*WHAT TO PRODUCE:*
Drop the pictures from the entries below, then reproduce the rest exactly.

*DATA SHOWN:*
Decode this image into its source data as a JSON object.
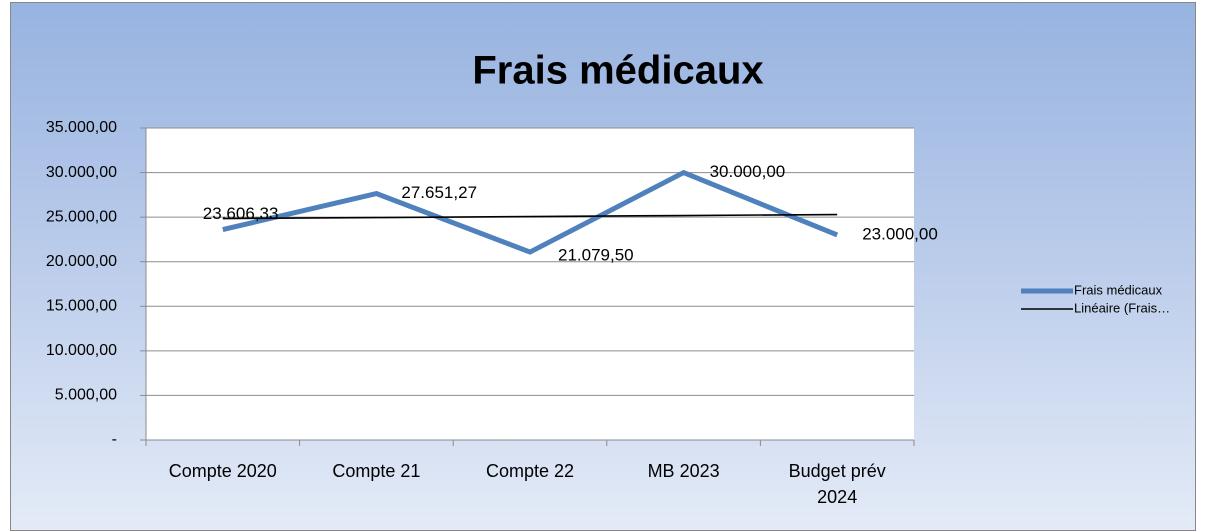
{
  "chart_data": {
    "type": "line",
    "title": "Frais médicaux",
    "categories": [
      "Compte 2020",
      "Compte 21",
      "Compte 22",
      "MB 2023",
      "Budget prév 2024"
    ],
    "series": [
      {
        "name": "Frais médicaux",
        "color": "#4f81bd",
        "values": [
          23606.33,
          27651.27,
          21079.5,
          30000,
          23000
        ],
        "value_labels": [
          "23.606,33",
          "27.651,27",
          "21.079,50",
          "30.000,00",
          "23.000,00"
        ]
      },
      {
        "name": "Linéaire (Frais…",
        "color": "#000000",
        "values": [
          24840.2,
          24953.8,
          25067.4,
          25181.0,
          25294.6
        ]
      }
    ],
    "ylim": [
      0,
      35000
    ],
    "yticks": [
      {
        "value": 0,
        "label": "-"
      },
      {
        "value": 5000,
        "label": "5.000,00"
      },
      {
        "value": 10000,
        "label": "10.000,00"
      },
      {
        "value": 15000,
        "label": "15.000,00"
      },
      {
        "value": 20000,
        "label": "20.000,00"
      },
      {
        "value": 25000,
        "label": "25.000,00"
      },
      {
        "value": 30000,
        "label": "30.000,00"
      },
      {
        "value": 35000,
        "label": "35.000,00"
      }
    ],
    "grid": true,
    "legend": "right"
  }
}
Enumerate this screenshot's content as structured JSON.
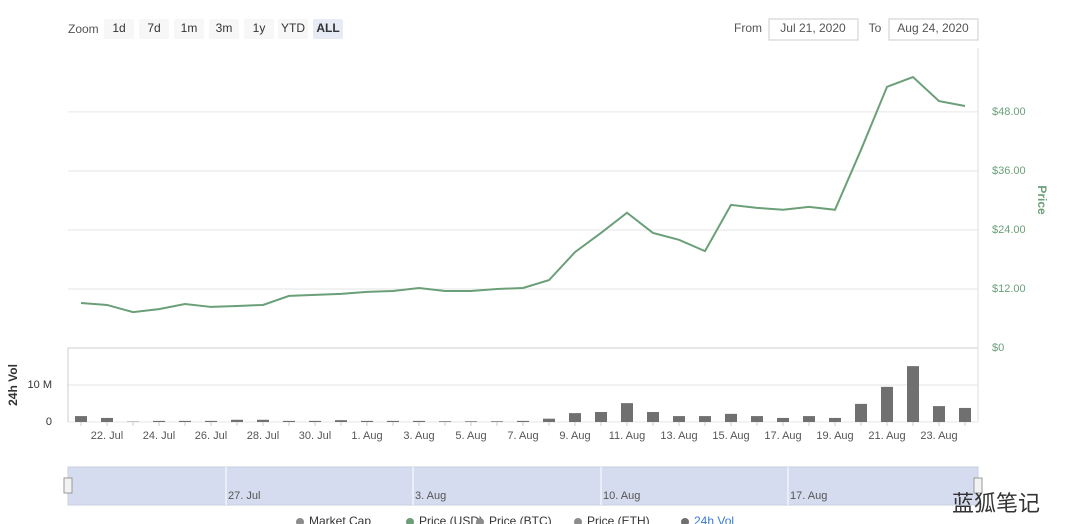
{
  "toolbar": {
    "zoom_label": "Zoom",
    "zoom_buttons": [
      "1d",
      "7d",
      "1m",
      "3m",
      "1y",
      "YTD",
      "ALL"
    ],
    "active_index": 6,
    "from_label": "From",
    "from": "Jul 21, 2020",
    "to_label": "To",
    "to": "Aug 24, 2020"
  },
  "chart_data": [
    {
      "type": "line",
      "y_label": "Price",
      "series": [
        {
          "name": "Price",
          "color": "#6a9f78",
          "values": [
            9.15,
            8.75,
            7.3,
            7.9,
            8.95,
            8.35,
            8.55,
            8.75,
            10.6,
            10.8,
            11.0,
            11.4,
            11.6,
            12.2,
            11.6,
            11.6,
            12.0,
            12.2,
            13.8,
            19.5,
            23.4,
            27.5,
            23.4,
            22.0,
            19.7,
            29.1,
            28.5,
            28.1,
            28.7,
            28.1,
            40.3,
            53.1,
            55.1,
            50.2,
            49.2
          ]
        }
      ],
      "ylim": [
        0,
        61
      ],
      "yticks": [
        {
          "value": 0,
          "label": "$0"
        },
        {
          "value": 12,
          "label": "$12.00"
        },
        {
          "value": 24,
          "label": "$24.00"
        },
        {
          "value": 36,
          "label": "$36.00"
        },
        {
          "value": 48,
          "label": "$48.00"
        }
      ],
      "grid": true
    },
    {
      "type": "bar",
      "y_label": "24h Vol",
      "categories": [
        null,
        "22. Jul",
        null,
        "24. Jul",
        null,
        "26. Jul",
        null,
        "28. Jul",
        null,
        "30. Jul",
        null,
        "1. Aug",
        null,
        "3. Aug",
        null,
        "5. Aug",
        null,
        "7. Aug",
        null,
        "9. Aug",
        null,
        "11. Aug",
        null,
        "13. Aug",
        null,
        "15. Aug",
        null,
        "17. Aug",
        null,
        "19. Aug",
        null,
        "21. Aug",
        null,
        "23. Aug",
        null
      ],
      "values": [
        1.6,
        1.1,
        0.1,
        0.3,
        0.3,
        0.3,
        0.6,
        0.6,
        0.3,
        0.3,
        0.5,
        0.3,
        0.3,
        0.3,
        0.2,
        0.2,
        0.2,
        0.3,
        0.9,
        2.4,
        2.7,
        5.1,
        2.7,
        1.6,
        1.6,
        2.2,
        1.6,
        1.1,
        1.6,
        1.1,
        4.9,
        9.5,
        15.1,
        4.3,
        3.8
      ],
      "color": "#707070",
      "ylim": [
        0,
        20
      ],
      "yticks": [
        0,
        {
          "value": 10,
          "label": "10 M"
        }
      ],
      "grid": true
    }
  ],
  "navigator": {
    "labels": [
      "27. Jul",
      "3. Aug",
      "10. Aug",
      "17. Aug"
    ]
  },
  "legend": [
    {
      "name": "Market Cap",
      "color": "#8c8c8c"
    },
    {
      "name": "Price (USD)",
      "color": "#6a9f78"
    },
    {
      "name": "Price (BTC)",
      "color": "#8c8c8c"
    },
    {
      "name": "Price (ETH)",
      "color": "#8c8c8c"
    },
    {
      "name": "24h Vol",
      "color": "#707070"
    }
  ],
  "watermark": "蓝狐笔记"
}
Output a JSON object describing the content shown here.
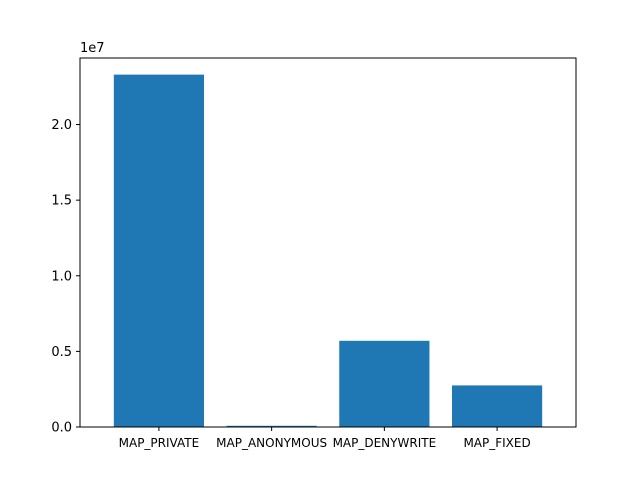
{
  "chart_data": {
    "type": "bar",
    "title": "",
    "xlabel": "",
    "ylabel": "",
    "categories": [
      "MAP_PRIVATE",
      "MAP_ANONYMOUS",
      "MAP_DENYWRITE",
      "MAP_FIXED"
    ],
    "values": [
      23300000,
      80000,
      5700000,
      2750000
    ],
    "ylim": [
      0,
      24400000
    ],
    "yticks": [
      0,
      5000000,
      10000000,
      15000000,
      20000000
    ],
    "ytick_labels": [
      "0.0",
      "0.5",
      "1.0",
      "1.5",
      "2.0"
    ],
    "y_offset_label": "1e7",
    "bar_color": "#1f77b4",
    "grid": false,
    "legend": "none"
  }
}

*TASK RESULT:*
Decode this image into its source data as a JSON object.
{
  "chart_data": {
    "type": "line",
    "title": "Frais médicaux",
    "categories": [
      "Compte 2020",
      "Compte 21",
      "Compte 22",
      "MB 2023",
      "Budget prév 2024"
    ],
    "series": [
      {
        "name": "Frais médicaux",
        "color": "#4f81bd",
        "values": [
          23606.33,
          27651.27,
          21079.5,
          30000,
          23000
        ],
        "value_labels": [
          "23.606,33",
          "27.651,27",
          "21.079,50",
          "30.000,00",
          "23.000,00"
        ]
      },
      {
        "name": "Linéaire (Frais…",
        "color": "#000000",
        "values": [
          24840.2,
          24953.8,
          25067.4,
          25181.0,
          25294.6
        ]
      }
    ],
    "ylim": [
      0,
      35000
    ],
    "yticks": [
      {
        "value": 0,
        "label": "-"
      },
      {
        "value": 5000,
        "label": "5.000,00"
      },
      {
        "value": 10000,
        "label": "10.000,00"
      },
      {
        "value": 15000,
        "label": "15.000,00"
      },
      {
        "value": 20000,
        "label": "20.000,00"
      },
      {
        "value": 25000,
        "label": "25.000,00"
      },
      {
        "value": 30000,
        "label": "30.000,00"
      },
      {
        "value": 35000,
        "label": "35.000,00"
      }
    ],
    "grid": true,
    "legend": "right"
  }
}
Enumerate this screenshot's content as structured JSON.
{
  "toolbar": {
    "zoom_label": "Zoom",
    "zoom_buttons": [
      "1d",
      "7d",
      "1m",
      "3m",
      "1y",
      "YTD",
      "ALL"
    ],
    "active_index": 6,
    "from_label": "From",
    "from": "Jul 21, 2020",
    "to_label": "To",
    "to": "Aug 24, 2020"
  },
  "chart_data": [
    {
      "type": "line",
      "y_label": "Price",
      "series": [
        {
          "name": "Price",
          "color": "#6a9f78",
          "values": [
            9.15,
            8.75,
            7.3,
            7.9,
            8.95,
            8.35,
            8.55,
            8.75,
            10.6,
            10.8,
            11.0,
            11.4,
            11.6,
            12.2,
            11.6,
            11.6,
            12.0,
            12.2,
            13.8,
            19.5,
            23.4,
            27.5,
            23.4,
            22.0,
            19.7,
            29.1,
            28.5,
            28.1,
            28.7,
            28.1,
            40.3,
            53.1,
            55.1,
            50.2,
            49.2
          ]
        }
      ],
      "ylim": [
        0,
        61
      ],
      "yticks": [
        {
          "value": 0,
          "label": "$0"
        },
        {
          "value": 12,
          "label": "$12.00"
        },
        {
          "value": 24,
          "label": "$24.00"
        },
        {
          "value": 36,
          "label": "$36.00"
        },
        {
          "value": 48,
          "label": "$48.00"
        }
      ],
      "grid": true
    },
    {
      "type": "bar",
      "y_label": "24h Vol",
      "categories": [
        null,
        "22. Jul",
        null,
        "24. Jul",
        null,
        "26. Jul",
        null,
        "28. Jul",
        null,
        "30. Jul",
        null,
        "1. Aug",
        null,
        "3. Aug",
        null,
        "5. Aug",
        null,
        "7. Aug",
        null,
        "9. Aug",
        null,
        "11. Aug",
        null,
        "13. Aug",
        null,
        "15. Aug",
        null,
        "17. Aug",
        null,
        "19. Aug",
        null,
        "21. Aug",
        null,
        "23. Aug",
        null
      ],
      "values": [
        1.6,
        1.1,
        0.1,
        0.3,
        0.3,
        0.3,
        0.6,
        0.6,
        0.3,
        0.3,
        0.5,
        0.3,
        0.3,
        0.3,
        0.2,
        0.2,
        0.2,
        0.3,
        0.9,
        2.4,
        2.7,
        5.1,
        2.7,
        1.6,
        1.6,
        2.2,
        1.6,
        1.1,
        1.6,
        1.1,
        4.9,
        9.5,
        15.1,
        4.3,
        3.8
      ],
      "color": "#707070",
      "ylim": [
        0,
        20
      ],
      "yticks": [
        0,
        {
          "value": 10,
          "label": "10 M"
        }
      ],
      "grid": true
    }
  ],
  "navigator": {
    "labels": [
      "27. Jul",
      "3. Aug",
      "10. Aug",
      "17. Aug"
    ]
  },
  "legend": [
    {
      "name": "Market Cap",
      "color": "#8c8c8c"
    },
    {
      "name": "Price (USD)",
      "color": "#6a9f78"
    },
    {
      "name": "Price (BTC)",
      "color": "#8c8c8c"
    },
    {
      "name": "Price (ETH)",
      "color": "#8c8c8c"
    },
    {
      "name": "24h Vol",
      "color": "#707070"
    }
  ],
  "watermark": "蓝狐笔记"
}
Output a JSON object describing the content shown here.
{
  "chart_data": {
    "type": "bar",
    "title": "",
    "xlabel": "",
    "ylabel": "",
    "categories": [
      "MAP_PRIVATE",
      "MAP_ANONYMOUS",
      "MAP_DENYWRITE",
      "MAP_FIXED"
    ],
    "values": [
      23300000,
      80000,
      5700000,
      2750000
    ],
    "ylim": [
      0,
      24400000
    ],
    "yticks": [
      0,
      5000000,
      10000000,
      15000000,
      20000000
    ],
    "ytick_labels": [
      "0.0",
      "0.5",
      "1.0",
      "1.5",
      "2.0"
    ],
    "y_offset_label": "1e7",
    "bar_color": "#1f77b4",
    "grid": false,
    "legend": "none"
  }
}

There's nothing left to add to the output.